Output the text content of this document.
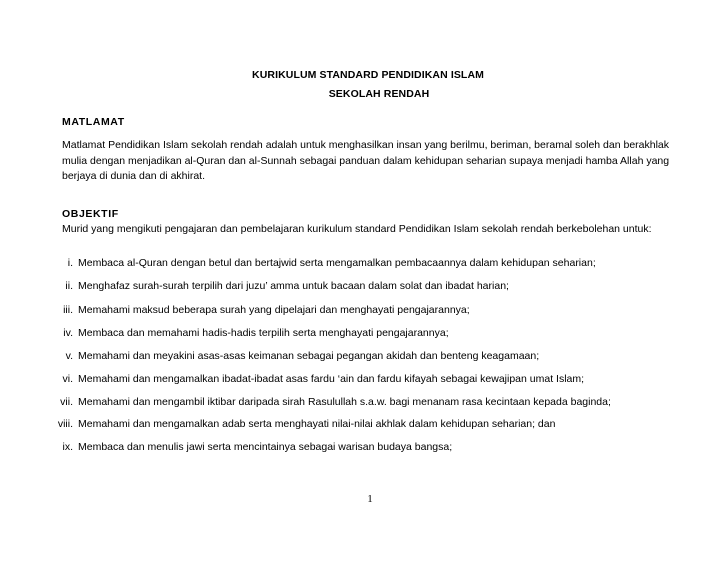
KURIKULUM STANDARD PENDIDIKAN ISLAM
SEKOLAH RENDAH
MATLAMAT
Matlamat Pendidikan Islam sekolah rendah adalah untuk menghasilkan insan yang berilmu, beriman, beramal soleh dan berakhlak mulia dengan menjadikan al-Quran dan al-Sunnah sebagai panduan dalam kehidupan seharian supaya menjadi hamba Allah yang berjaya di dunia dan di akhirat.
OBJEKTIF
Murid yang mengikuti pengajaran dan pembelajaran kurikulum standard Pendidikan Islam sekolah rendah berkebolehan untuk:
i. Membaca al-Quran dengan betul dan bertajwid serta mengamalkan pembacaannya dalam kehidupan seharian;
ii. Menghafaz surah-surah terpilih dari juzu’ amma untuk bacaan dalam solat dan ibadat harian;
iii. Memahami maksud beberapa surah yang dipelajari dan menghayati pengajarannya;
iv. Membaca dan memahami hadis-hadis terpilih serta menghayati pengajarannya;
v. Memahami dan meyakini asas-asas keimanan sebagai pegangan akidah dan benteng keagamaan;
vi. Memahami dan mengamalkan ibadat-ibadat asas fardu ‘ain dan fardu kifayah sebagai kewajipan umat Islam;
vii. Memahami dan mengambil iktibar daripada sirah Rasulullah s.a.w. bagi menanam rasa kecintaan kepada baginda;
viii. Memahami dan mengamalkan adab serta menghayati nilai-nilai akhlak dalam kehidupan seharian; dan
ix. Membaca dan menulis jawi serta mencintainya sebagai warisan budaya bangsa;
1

= = = = =

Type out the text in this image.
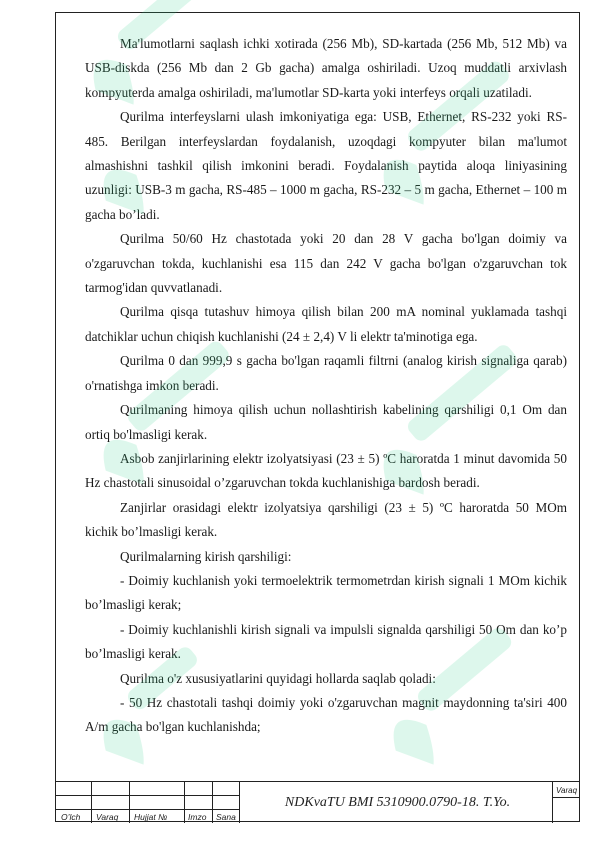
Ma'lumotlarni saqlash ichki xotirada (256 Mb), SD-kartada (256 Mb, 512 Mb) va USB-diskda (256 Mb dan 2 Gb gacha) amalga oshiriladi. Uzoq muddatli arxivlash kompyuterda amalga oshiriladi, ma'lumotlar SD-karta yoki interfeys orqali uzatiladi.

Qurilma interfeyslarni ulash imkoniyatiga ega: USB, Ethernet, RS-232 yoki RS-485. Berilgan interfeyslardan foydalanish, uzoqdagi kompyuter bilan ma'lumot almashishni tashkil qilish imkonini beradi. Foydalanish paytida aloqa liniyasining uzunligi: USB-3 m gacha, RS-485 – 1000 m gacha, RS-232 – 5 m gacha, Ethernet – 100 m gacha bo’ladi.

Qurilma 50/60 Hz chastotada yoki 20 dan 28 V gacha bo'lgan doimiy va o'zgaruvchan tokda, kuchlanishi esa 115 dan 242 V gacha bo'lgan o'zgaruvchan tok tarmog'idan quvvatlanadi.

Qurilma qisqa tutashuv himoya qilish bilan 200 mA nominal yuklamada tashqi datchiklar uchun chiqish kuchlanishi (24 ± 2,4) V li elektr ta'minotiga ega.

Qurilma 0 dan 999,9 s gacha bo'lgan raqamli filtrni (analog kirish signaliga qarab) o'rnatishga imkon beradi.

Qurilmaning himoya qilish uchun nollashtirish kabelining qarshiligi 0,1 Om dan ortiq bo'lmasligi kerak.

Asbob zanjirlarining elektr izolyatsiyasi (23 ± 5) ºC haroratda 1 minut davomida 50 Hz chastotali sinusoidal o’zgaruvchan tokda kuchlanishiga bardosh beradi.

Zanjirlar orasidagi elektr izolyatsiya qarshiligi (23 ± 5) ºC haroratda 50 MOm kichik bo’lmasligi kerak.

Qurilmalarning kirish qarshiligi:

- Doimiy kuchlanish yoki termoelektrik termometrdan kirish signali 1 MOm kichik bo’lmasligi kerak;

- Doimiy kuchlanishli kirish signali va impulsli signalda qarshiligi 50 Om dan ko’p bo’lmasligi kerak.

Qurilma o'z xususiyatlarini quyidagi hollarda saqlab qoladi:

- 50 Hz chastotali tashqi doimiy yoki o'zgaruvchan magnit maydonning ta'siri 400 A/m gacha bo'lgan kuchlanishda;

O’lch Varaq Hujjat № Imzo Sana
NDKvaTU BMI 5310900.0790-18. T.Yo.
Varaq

= = = = =

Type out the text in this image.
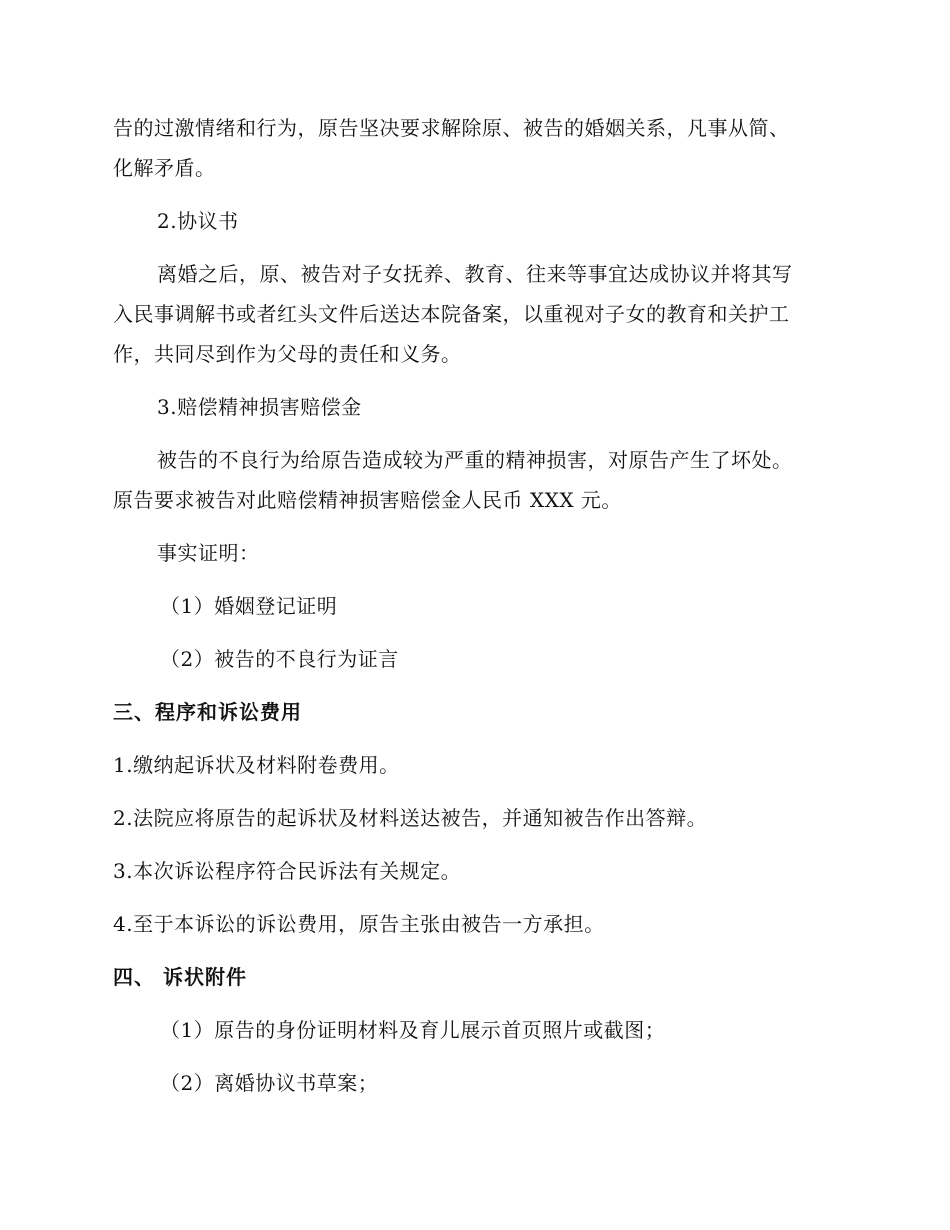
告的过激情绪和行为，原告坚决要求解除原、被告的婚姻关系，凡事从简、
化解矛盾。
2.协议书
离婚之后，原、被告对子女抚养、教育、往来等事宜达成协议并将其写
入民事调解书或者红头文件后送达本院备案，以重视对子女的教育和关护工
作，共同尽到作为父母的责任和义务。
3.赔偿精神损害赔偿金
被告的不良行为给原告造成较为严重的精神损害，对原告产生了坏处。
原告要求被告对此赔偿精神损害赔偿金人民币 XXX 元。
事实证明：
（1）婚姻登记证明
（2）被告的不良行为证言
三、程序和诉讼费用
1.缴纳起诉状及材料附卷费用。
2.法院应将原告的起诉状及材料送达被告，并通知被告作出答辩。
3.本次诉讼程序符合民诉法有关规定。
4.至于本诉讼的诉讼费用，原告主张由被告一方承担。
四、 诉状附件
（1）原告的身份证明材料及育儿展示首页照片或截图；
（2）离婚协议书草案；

= = = = =

> **TASK OBJECTIVE**:
Which lines in the listing above hold the word "menghayati"? Show each of them.

> **OUTPUT OF THE TASK**:
iii. Memahami maksud beberapa surah yang dipelajari dan menghayati pengajarannya;
iv. Membaca dan memahami hadis-hadis terpilih serta menghayati pengajarannya;
viii. Memahami dan mengamalkan adab serta menghayati nilai-nilai akhlak dalam kehidupan seharian; dan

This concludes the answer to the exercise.